Extracts from a graphics dataset

==================================================

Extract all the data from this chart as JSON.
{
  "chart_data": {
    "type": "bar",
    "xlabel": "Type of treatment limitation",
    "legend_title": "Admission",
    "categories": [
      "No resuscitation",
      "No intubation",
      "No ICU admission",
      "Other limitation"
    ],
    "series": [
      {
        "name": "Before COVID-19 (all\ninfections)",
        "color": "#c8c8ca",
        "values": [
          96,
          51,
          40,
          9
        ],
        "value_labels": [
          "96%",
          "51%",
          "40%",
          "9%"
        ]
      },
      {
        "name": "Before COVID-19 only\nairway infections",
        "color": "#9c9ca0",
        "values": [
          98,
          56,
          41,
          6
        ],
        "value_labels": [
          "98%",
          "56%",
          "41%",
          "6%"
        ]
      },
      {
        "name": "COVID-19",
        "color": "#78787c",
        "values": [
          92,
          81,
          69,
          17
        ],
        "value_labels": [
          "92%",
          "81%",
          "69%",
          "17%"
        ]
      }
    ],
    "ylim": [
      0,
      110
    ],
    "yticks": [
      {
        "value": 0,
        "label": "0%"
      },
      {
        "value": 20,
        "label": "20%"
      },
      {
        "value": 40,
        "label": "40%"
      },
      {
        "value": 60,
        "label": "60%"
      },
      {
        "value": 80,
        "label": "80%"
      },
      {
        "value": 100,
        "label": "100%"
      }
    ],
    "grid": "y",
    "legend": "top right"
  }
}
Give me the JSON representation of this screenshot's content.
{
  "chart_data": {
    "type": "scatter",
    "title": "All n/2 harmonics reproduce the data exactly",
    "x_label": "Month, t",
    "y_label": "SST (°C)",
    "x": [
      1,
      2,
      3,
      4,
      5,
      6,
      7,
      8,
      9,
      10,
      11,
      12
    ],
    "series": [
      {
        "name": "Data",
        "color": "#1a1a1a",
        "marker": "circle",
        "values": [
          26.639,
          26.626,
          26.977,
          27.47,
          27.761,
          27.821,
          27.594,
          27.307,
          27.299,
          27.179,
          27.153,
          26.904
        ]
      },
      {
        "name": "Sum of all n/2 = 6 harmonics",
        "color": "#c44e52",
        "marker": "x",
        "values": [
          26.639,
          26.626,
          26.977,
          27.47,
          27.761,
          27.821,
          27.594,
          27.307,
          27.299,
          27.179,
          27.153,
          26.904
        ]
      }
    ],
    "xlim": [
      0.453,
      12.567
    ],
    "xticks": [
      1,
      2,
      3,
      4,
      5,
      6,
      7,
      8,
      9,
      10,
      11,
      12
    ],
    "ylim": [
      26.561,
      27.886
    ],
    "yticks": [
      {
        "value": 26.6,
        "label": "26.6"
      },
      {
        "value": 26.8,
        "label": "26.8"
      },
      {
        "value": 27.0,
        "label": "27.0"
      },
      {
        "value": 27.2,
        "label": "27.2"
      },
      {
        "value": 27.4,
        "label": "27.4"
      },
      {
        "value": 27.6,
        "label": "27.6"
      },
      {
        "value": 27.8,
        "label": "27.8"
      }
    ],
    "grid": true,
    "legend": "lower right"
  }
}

==================================================

Reproduce all of the material above word for word.

■ TASK RESPONSE
Extract all the data from this chart as JSON.
{
  "chart_data": {
    "type": "bar",
    "xlabel": "Type of treatment limitation",
    "legend_title": "Admission",
    "categories": [
      "No resuscitation",
      "No intubation",
      "No ICU admission",
      "Other limitation"
    ],
    "series": [
      {
        "name": "Before COVID-19 (all\ninfections)",
        "color": "#c8c8ca",
        "values": [
          96,
          51,
          40,
          9
        ],
        "value_labels": [
          "96%",
          "51%",
          "40%",
          "9%"
        ]
      },
      {
        "name": "Before COVID-19 only\nairway infections",
        "color": "#9c9ca0",
        "values": [
          98,
          56,
          41,
          6
        ],
        "value_labels": [
          "98%",
          "56%",
          "41%",
          "6%"
        ]
      },
      {
        "name": "COVID-19",
        "color": "#78787c",
        "values": [
          92,
          81,
          69,
          17
        ],
        "value_labels": [
          "92%",
          "81%",
          "69%",
          "17%"
        ]
      }
    ],
    "ylim": [
      0,
      110
    ],
    "yticks": [
      {
        "value": 0,
        "label": "0%"
      },
      {
        "value": 20,
        "label": "20%"
      },
      {
        "value": 40,
        "label": "40%"
      },
      {
        "value": 60,
        "label": "60%"
      },
      {
        "value": 80,
        "label": "80%"
      },
      {
        "value": 100,
        "label": "100%"
      }
    ],
    "grid": "y",
    "legend": "top right"
  }
}
Give me the JSON representation of this screenshot's content.
{
  "chart_data": {
    "type": "scatter",
    "title": "All n/2 harmonics reproduce the data exactly",
    "x_label": "Month, t",
    "y_label": "SST (°C)",
    "x": [
      1,
      2,
      3,
      4,
      5,
      6,
      7,
      8,
      9,
      10,
      11,
      12
    ],
    "series": [
      {
        "name": "Data",
        "color": "#1a1a1a",
        "marker": "circle",
        "values": [
          26.639,
          26.626,
          26.977,
          27.47,
          27.761,
          27.821,
          27.594,
          27.307,
          27.299,
          27.179,
          27.153,
          26.904
        ]
      },
      {
        "name": "Sum of all n/2 = 6 harmonics",
        "color": "#c44e52",
        "marker": "x",
        "values": [
          26.639,
          26.626,
          26.977,
          27.47,
          27.761,
          27.821,
          27.594,
          27.307,
          27.299,
          27.179,
          27.153,
          26.904
        ]
      }
    ],
    "xlim": [
      0.453,
      12.567
    ],
    "xticks": [
      1,
      2,
      3,
      4,
      5,
      6,
      7,
      8,
      9,
      10,
      11,
      12
    ],
    "ylim": [
      26.561,
      27.886
    ],
    "yticks": [
      {
        "value": 26.6,
        "label": "26.6"
      },
      {
        "value": 26.8,
        "label": "26.8"
      },
      {
        "value": 27.0,
        "label": "27.0"
      },
      {
        "value": 27.2,
        "label": "27.2"
      },
      {
        "value": 27.4,
        "label": "27.4"
      },
      {
        "value": 27.6,
        "label": "27.6"
      },
      {
        "value": 27.8,
        "label": "27.8"
      }
    ],
    "grid": true,
    "legend": "lower right"
  }
}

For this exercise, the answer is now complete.